### [What needs to be done]
Edit the lines below so that every "data-point" reads "marker", with nothing else changed.

### [The input]
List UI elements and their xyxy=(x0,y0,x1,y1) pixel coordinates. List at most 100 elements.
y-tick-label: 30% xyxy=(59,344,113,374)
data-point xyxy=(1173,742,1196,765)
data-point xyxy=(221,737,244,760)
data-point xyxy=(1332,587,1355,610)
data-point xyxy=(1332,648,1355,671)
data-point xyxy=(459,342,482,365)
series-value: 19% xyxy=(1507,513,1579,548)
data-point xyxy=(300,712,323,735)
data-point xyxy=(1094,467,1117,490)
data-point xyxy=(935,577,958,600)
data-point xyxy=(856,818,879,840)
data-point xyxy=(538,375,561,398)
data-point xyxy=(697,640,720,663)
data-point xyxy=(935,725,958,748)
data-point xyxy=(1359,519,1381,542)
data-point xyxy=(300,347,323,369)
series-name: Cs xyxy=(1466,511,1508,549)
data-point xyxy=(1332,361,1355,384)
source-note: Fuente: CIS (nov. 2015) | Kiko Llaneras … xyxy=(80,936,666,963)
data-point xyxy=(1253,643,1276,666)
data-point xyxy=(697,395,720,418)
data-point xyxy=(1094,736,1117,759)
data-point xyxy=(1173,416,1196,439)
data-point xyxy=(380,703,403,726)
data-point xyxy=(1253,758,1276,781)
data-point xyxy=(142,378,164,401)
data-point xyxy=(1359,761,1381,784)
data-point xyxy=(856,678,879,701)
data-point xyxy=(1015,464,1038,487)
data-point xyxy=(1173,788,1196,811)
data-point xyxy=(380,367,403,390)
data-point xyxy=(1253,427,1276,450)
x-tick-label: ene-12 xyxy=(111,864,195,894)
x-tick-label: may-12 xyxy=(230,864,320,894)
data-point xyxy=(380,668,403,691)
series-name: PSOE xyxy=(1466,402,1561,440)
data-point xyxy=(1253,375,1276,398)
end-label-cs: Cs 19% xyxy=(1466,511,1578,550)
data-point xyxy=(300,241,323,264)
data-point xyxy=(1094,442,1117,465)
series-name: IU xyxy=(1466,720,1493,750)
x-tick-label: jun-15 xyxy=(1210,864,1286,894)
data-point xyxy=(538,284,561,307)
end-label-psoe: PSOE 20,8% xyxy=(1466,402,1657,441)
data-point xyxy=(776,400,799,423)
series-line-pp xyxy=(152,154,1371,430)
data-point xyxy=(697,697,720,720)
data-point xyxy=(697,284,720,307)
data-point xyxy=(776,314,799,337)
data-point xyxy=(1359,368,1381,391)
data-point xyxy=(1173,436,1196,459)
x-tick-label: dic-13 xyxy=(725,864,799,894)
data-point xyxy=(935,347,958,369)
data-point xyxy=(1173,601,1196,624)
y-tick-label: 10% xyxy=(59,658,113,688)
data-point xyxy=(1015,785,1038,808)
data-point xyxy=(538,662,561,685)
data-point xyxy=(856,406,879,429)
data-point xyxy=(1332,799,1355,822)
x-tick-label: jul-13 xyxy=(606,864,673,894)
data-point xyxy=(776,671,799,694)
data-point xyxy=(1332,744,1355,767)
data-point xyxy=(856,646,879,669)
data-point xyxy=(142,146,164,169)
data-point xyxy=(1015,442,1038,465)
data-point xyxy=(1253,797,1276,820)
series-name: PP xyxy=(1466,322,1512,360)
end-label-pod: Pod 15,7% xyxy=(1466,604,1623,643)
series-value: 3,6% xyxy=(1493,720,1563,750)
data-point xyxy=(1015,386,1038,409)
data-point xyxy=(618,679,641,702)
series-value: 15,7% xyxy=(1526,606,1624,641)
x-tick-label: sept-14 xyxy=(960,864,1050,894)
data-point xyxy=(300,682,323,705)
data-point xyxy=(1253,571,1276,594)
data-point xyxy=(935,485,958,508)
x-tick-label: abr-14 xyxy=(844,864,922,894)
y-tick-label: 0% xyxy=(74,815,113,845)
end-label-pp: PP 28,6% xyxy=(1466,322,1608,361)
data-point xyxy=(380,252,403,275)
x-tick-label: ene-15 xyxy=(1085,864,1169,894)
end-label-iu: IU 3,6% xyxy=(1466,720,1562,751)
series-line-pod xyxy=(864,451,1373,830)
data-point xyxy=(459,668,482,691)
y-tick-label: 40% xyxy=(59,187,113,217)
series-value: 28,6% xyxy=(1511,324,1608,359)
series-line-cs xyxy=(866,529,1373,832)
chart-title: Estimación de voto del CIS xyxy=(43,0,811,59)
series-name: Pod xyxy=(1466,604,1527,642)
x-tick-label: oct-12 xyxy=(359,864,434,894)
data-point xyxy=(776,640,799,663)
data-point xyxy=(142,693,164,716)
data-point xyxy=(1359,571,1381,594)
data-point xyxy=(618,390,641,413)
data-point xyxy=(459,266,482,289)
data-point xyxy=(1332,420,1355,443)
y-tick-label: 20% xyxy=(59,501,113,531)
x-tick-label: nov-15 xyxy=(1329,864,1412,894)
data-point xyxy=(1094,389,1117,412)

### [Final answer]
List UI elements and their xyxy=(x0,y0,x1,y1) pixel coordinates. List at most 100 elements.
y-tick-label: 30% xyxy=(59,344,113,374)
marker xyxy=(1173,742,1196,765)
marker xyxy=(221,737,244,760)
marker xyxy=(1332,587,1355,610)
marker xyxy=(1332,648,1355,671)
marker xyxy=(459,342,482,365)
series-value: 19% xyxy=(1507,513,1579,548)
marker xyxy=(300,712,323,735)
marker xyxy=(1094,467,1117,490)
marker xyxy=(935,577,958,600)
marker xyxy=(856,818,879,840)
marker xyxy=(538,375,561,398)
marker xyxy=(697,640,720,663)
marker xyxy=(935,725,958,748)
marker xyxy=(1359,519,1381,542)
marker xyxy=(300,347,323,369)
series-name: Cs xyxy=(1466,511,1508,549)
marker xyxy=(1332,361,1355,384)
source-note: Fuente: CIS (nov. 2015) | Kiko Llaneras … xyxy=(80,936,666,963)
marker xyxy=(1253,643,1276,666)
marker xyxy=(697,395,720,418)
marker xyxy=(1094,736,1117,759)
marker xyxy=(1173,416,1196,439)
marker xyxy=(380,703,403,726)
marker xyxy=(1253,758,1276,781)
marker xyxy=(142,378,164,401)
marker xyxy=(1359,761,1381,784)
marker xyxy=(856,678,879,701)
marker xyxy=(1015,464,1038,487)
marker xyxy=(1173,788,1196,811)
marker xyxy=(380,367,403,390)
marker xyxy=(1253,427,1276,450)
x-tick-label: ene-12 xyxy=(111,864,195,894)
x-tick-label: may-12 xyxy=(230,864,320,894)
marker xyxy=(380,668,403,691)
series-name: PSOE xyxy=(1466,402,1561,440)
marker xyxy=(1253,375,1276,398)
end-label-cs: Cs 19% xyxy=(1466,511,1578,550)
marker xyxy=(300,241,323,264)
marker xyxy=(1094,442,1117,465)
series-name: IU xyxy=(1466,720,1493,750)
x-tick-label: jun-15 xyxy=(1210,864,1286,894)
marker xyxy=(538,284,561,307)
end-label-psoe: PSOE 20,8% xyxy=(1466,402,1657,441)
marker xyxy=(776,400,799,423)
series-line-pp xyxy=(152,154,1371,430)
marker xyxy=(697,697,720,720)
marker xyxy=(697,284,720,307)
marker xyxy=(776,314,799,337)
marker xyxy=(1359,368,1381,391)
marker xyxy=(1173,436,1196,459)
x-tick-label: dic-13 xyxy=(725,864,799,894)
marker xyxy=(935,347,958,369)
marker xyxy=(1173,601,1196,624)
y-tick-label: 10% xyxy=(59,658,113,688)
marker xyxy=(1015,785,1038,808)
marker xyxy=(538,662,561,685)
marker xyxy=(856,406,879,429)
marker xyxy=(1332,799,1355,822)
x-tick-label: jul-13 xyxy=(606,864,673,894)
marker xyxy=(776,671,799,694)
marker xyxy=(1332,744,1355,767)
marker xyxy=(856,646,879,669)
marker xyxy=(142,146,164,169)
marker xyxy=(1015,442,1038,465)
marker xyxy=(1253,797,1276,820)
series-name: PP xyxy=(1466,322,1512,360)
end-label-pod: Pod 15,7% xyxy=(1466,604,1623,643)
series-value: 3,6% xyxy=(1493,720,1563,750)
marker xyxy=(1015,386,1038,409)
marker xyxy=(618,679,641,702)
series-value: 15,7% xyxy=(1526,606,1624,641)
x-tick-label: sept-14 xyxy=(960,864,1050,894)
marker xyxy=(300,682,323,705)
marker xyxy=(1253,571,1276,594)
marker xyxy=(935,485,958,508)
x-tick-label: abr-14 xyxy=(844,864,922,894)
y-tick-label: 0% xyxy=(74,815,113,845)
end-label-pp: PP 28,6% xyxy=(1466,322,1608,361)
marker xyxy=(380,252,403,275)
x-tick-label: ene-15 xyxy=(1085,864,1169,894)
end-label-iu: IU 3,6% xyxy=(1466,720,1562,751)
series-line-pod xyxy=(864,451,1373,830)
marker xyxy=(459,668,482,691)
y-tick-label: 40% xyxy=(59,187,113,217)
series-value: 28,6% xyxy=(1511,324,1608,359)
series-line-cs xyxy=(866,529,1373,832)
chart-title: Estimación de voto del CIS xyxy=(43,0,811,59)
series-name: Pod xyxy=(1466,604,1527,642)
x-tick-label: oct-12 xyxy=(359,864,434,894)
marker xyxy=(776,640,799,663)
marker xyxy=(142,693,164,716)
marker xyxy=(1359,571,1381,594)
marker xyxy=(618,390,641,413)
marker xyxy=(459,266,482,289)
marker xyxy=(1332,420,1355,443)
y-tick-label: 20% xyxy=(59,501,113,531)
x-tick-label: nov-15 xyxy=(1329,864,1412,894)
marker xyxy=(1094,389,1117,412)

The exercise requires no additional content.